* _Request_
Will you write out the data exactly, excluding every picture?

-.-.-

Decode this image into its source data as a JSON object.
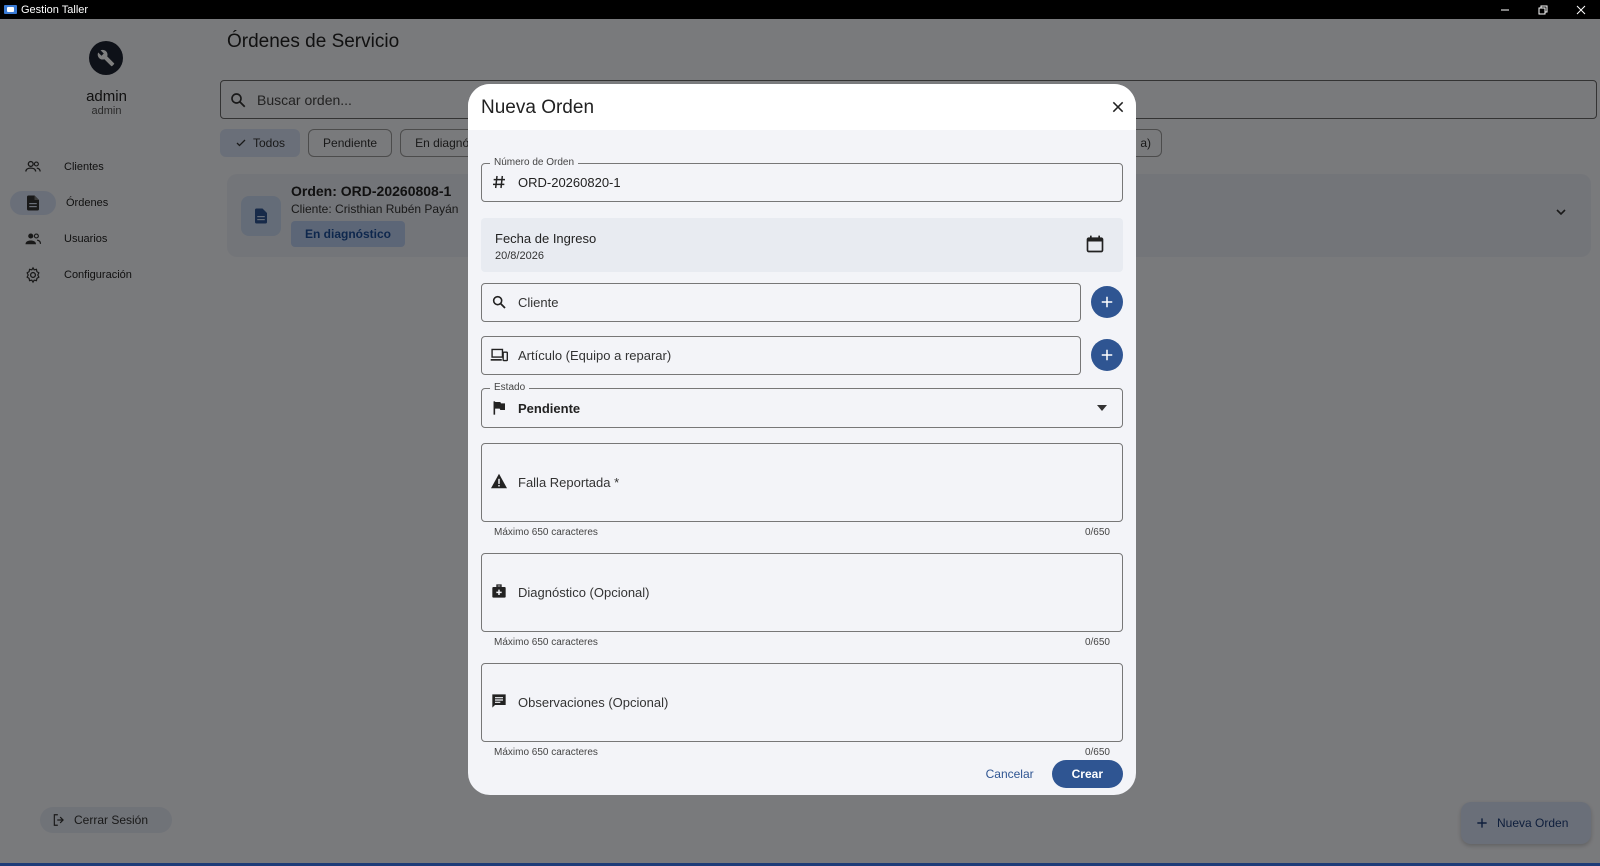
{
  "window": {
    "title": "Gestion Taller",
    "controls": [
      "minimize",
      "restore",
      "close"
    ]
  },
  "sidebar": {
    "user_name": "admin",
    "user_role": "admin",
    "items": [
      {
        "label": "Clientes",
        "icon": "people-icon"
      },
      {
        "label": "Órdenes",
        "icon": "document-icon",
        "active": true
      },
      {
        "label": "Usuarios",
        "icon": "group-icon"
      },
      {
        "label": "Configuración",
        "icon": "gear-icon"
      }
    ],
    "logout_label": "Cerrar Sesión"
  },
  "main": {
    "title": "Órdenes de Servicio",
    "search_placeholder": "Buscar orden...",
    "filters": [
      "Todos",
      "Pendiente",
      "En diagnó"
    ],
    "filter_partial_right": "a)",
    "order": {
      "title": "Orden: ORD-20260808-1",
      "client": "Cliente: Cristhian Rubén Payán",
      "status": "En diagnóstico"
    },
    "fab_label": "Nueva Orden"
  },
  "dialog": {
    "title": "Nueva Orden",
    "order_number_label": "Número de Orden",
    "order_number_value": "ORD-20260820-1",
    "date_label": "Fecha de Ingreso",
    "date_value": "20/8/2026",
    "client_placeholder": "Cliente",
    "article_placeholder": "Artículo (Equipo a reparar)",
    "status_label": "Estado",
    "status_value": "Pendiente",
    "fault_placeholder": "Falla Reportada *",
    "diagnosis_placeholder": "Diagnóstico (Opcional)",
    "notes_placeholder": "Observaciones (Opcional)",
    "helper_text": "Máximo 650 caracteres",
    "fault_counter": "0/650",
    "diagnosis_counter": "0/650",
    "notes_counter": "0/650",
    "cancel_label": "Cancelar",
    "create_label": "Crear"
  },
  "colors": {
    "primary": "#2f5592",
    "app_background": "#f3f4f8",
    "chip_selected": "#d4dff2",
    "badge_background": "#b9cdee",
    "badge_text": "#1d4f9a"
  }
}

-.-.-

* _Completed exercise_
Decode this image into its source data as a JSON object.
{
  "window": {
    "title": "Gestion Taller",
    "controls": [
      "minimize",
      "restore",
      "close"
    ]
  },
  "sidebar": {
    "user_name": "admin",
    "user_role": "admin",
    "items": [
      {
        "label": "Clientes",
        "icon": "people-icon"
      },
      {
        "label": "Órdenes",
        "icon": "document-icon",
        "active": true
      },
      {
        "label": "Usuarios",
        "icon": "group-icon"
      },
      {
        "label": "Configuración",
        "icon": "gear-icon"
      }
    ],
    "logout_label": "Cerrar Sesión"
  },
  "main": {
    "title": "Órdenes de Servicio",
    "search_placeholder": "Buscar orden...",
    "filters": [
      "Todos",
      "Pendiente",
      "En diagnó"
    ],
    "filter_partial_right": "a)",
    "order": {
      "title": "Orden: ORD-20260808-1",
      "client": "Cliente: Cristhian Rubén Payán",
      "status": "En diagnóstico"
    },
    "fab_label": "Nueva Orden"
  },
  "dialog": {
    "title": "Nueva Orden",
    "order_number_label": "Número de Orden",
    "order_number_value": "ORD-20260820-1",
    "date_label": "Fecha de Ingreso",
    "date_value": "20/8/2026",
    "client_placeholder": "Cliente",
    "article_placeholder": "Artículo (Equipo a reparar)",
    "status_label": "Estado",
    "status_value": "Pendiente",
    "fault_placeholder": "Falla Reportada *",
    "diagnosis_placeholder": "Diagnóstico (Opcional)",
    "notes_placeholder": "Observaciones (Opcional)",
    "helper_text": "Máximo 650 caracteres",
    "fault_counter": "0/650",
    "diagnosis_counter": "0/650",
    "notes_counter": "0/650",
    "cancel_label": "Cancelar",
    "create_label": "Crear"
  },
  "colors": {
    "primary": "#2f5592",
    "app_background": "#f3f4f8",
    "chip_selected": "#d4dff2",
    "badge_background": "#b9cdee",
    "badge_text": "#1d4f9a"
  }
}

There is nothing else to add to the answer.